Look for "November" in the listing below. Gather each line that contains it.
# RAW DATA start
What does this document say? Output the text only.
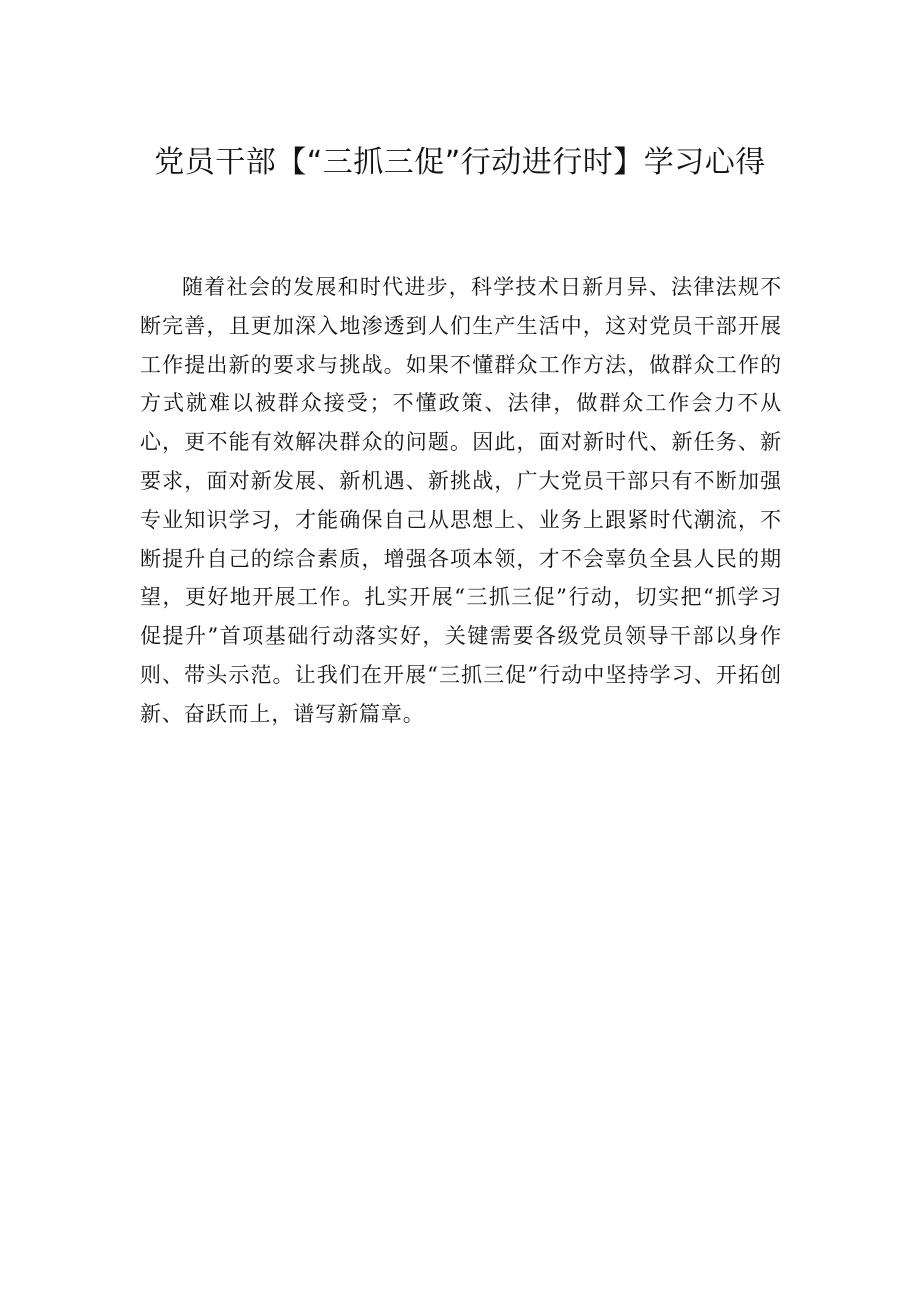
党员干部【“三抓三促”行动进行时】学习心得

随着社会的发展和时代进步，科学技术日新月异、法律法规不断完善，且更加深入地渗透到人们生产生活中，这对党员干部开展工作提出新的要求与挑战。如果不懂群众工作方法，做群众工作的方式就难以被群众接受；不懂政策、法律，做群众工作会力不从心，更不能有效解决群众的问题。因此，面对新时代、新任务、新要求，面对新发展、新机遇、新挑战，广大党员干部只有不断加强专业知识学习，才能确保自己从思想上、业务上跟紧时代潮流，不断提升自己的综合素质，增强各项本领，才不会辜负全县人民的期望，更好地开展工作。扎实开展“三抓三促”行动，切实把“抓学习促提升”首项基础行动落实好，关键需要各级党员领导干部以身作则、带头示范。让我们在开展“三抓三促”行动中坚持学习、开拓创新、奋跃而上，谱写新篇章。
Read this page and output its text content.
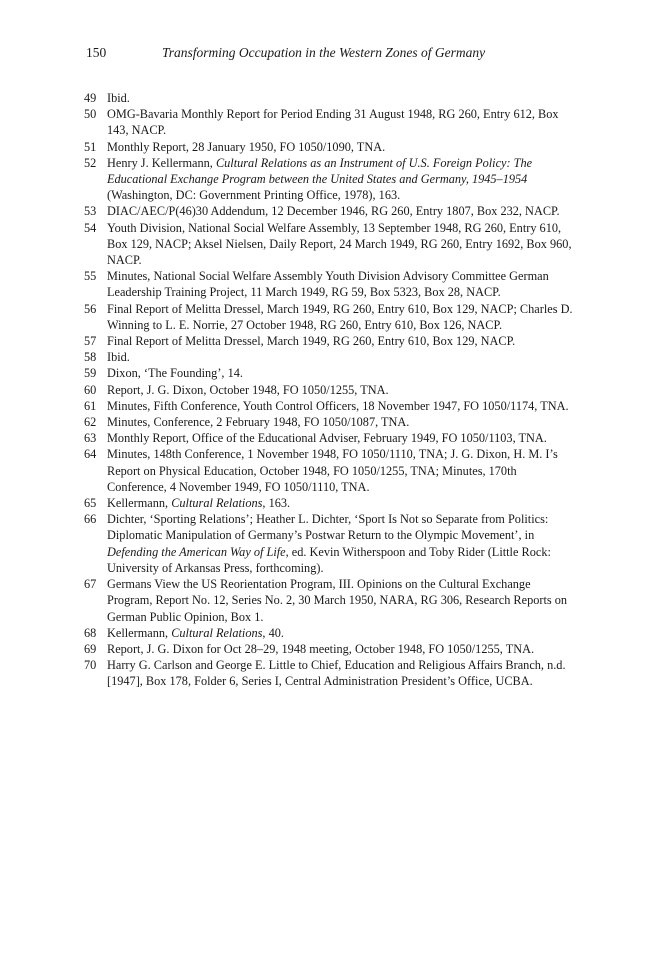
150	Transforming Occupation in the Western Zones of Germany
49 Ibid.
50 OMG-Bavaria Monthly Report for Period Ending 31 August 1948, RG 260, Entry 612, Box 143, NACP.
51 Monthly Report, 28 January 1950, FO 1050/1090, TNA.
52 Henry J. Kellermann, Cultural Relations as an Instrument of U.S. Foreign Policy: The Educational Exchange Program between the United States and Germany, 1945–1954 (Washington, DC: Government Printing Office, 1978), 163.
53 DIAC/AEC/P(46)30 Addendum, 12 December 1946, RG 260, Entry 1807, Box 232, NACP.
54 Youth Division, National Social Welfare Assembly, 13 September 1948, RG 260, Entry 610, Box 129, NACP; Aksel Nielsen, Daily Report, 24 March 1949, RG 260, Entry 1692, Box 960, NACP.
55 Minutes, National Social Welfare Assembly Youth Division Advisory Committee German Leadership Training Project, 11 March 1949, RG 59, Box 5323, Box 28, NACP.
56 Final Report of Melitta Dressel, March 1949, RG 260, Entry 610, Box 129, NACP; Charles D. Winning to L. E. Norrie, 27 October 1948, RG 260, Entry 610, Box 126, NACP.
57 Final Report of Melitta Dressel, March 1949, RG 260, Entry 610, Box 129, NACP.
58 Ibid.
59 Dixon, ‘The Founding’, 14.
60 Report, J. G. Dixon, October 1948, FO 1050/1255, TNA.
61 Minutes, Fifth Conference, Youth Control Officers, 18 November 1947, FO 1050/1174, TNA.
62 Minutes, Conference, 2 February 1948, FO 1050/1087, TNA.
63 Monthly Report, Office of the Educational Adviser, February 1949, FO 1050/1103, TNA.
64 Minutes, 148th Conference, 1 November 1948, FO 1050/1110, TNA; J. G. Dixon, H. M. I’s Report on Physical Education, October 1948, FO 1050/1255, TNA; Minutes, 170th Conference, 4 November 1949, FO 1050/1110, TNA.
65 Kellermann, Cultural Relations, 163.
66 Dichter, ‘Sporting Relations’; Heather L. Dichter, ‘Sport Is Not so Separate from Politics: Diplomatic Manipulation of Germany’s Postwar Return to the Olympic Movement’, in Defending the American Way of Life, ed. Kevin Witherspoon and Toby Rider (Little Rock: University of Arkansas Press, forthcoming).
67 Germans View the US Reorientation Program, III. Opinions on the Cultural Exchange Program, Report No. 12, Series No. 2, 30 March 1950, NARA, RG 306, Research Reports on German Public Opinion, Box 1.
68 Kellermann, Cultural Relations, 40.
69 Report, J. G. Dixon for Oct 28–29, 1948 meeting, October 1948, FO 1050/1255, TNA.
70 Harry G. Carlson and George E. Little to Chief, Education and Religious Affairs Branch, n.d. [1947], Box 178, Folder 6, Series I, Central Administration President’s Office, UCBA.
# RAW DATA end
OUTPUT FOR THIS EXERCISE:
61 Minutes, Fifth Conference, Youth Control Officers, 18 November 1947, FO 1050/1174, TNA.
64 Minutes, 148th Conference, 1 November 1948, FO 1050/1110, TNA; J. G. Dixon, H. M. I’s Report on Physical Education, October 1948, FO 1050/1255, TNA; Minutes, 170th Conference, 4 November 1949, FO 1050/1110, TNA.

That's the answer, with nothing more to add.